Written request
Report only the number of lines in this material that include the string "Contains".

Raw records
· · ·
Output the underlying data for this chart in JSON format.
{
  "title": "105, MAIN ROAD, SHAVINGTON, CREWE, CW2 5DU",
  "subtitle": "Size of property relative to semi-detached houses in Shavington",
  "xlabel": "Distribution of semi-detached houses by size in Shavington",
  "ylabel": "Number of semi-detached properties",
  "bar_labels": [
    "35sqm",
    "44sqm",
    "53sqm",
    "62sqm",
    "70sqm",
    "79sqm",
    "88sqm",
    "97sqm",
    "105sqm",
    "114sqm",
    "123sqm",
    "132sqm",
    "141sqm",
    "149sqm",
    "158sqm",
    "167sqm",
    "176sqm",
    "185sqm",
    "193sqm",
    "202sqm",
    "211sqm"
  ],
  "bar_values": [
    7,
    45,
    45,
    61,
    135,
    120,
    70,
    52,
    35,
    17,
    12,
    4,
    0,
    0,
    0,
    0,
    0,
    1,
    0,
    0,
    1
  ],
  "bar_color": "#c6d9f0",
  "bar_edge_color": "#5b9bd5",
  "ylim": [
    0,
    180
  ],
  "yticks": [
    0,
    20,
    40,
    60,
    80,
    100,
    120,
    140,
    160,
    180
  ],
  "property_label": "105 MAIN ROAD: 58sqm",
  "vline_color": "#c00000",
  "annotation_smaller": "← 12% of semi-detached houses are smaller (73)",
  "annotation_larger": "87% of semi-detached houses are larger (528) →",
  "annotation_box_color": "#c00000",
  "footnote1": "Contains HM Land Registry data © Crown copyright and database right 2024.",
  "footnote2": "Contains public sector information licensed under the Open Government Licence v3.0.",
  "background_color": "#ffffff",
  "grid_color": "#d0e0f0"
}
· · ·
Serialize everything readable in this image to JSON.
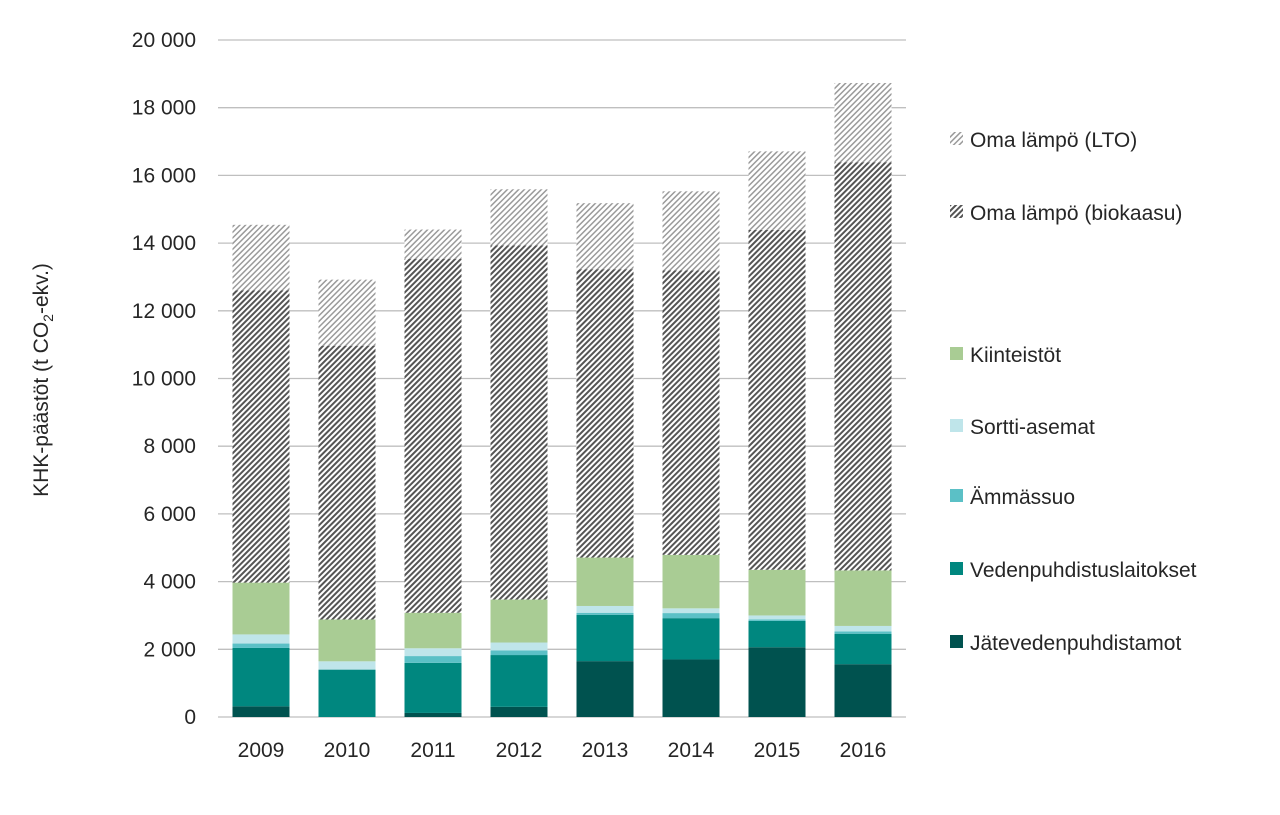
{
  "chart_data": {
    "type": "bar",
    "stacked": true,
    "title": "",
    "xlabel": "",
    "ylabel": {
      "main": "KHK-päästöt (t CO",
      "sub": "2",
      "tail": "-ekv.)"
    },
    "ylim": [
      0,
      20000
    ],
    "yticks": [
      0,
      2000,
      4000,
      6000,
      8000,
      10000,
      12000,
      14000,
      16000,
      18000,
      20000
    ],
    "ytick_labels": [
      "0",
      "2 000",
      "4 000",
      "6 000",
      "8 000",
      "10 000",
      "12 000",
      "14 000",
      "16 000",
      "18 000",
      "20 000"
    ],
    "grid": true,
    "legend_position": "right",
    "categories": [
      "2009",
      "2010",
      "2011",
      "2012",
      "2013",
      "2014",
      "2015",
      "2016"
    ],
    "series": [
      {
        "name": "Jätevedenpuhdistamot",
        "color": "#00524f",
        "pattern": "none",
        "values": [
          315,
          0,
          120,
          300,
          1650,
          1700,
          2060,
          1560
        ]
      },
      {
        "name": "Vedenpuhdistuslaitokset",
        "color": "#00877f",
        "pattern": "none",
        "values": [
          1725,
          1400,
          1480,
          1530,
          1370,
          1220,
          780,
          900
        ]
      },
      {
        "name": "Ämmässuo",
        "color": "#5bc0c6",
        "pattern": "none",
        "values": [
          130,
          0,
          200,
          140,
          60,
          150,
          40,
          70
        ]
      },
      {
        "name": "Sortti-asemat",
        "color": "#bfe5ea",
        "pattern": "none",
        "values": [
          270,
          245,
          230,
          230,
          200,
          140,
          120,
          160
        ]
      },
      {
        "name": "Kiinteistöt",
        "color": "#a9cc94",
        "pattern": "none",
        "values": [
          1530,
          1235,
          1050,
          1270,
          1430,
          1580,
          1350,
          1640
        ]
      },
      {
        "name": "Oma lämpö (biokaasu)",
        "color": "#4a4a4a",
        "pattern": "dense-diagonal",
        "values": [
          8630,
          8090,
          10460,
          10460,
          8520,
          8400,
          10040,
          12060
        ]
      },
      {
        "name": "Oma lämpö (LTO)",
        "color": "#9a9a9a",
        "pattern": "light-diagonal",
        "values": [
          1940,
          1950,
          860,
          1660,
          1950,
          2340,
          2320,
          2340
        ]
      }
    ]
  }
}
· · ·
Complete response
2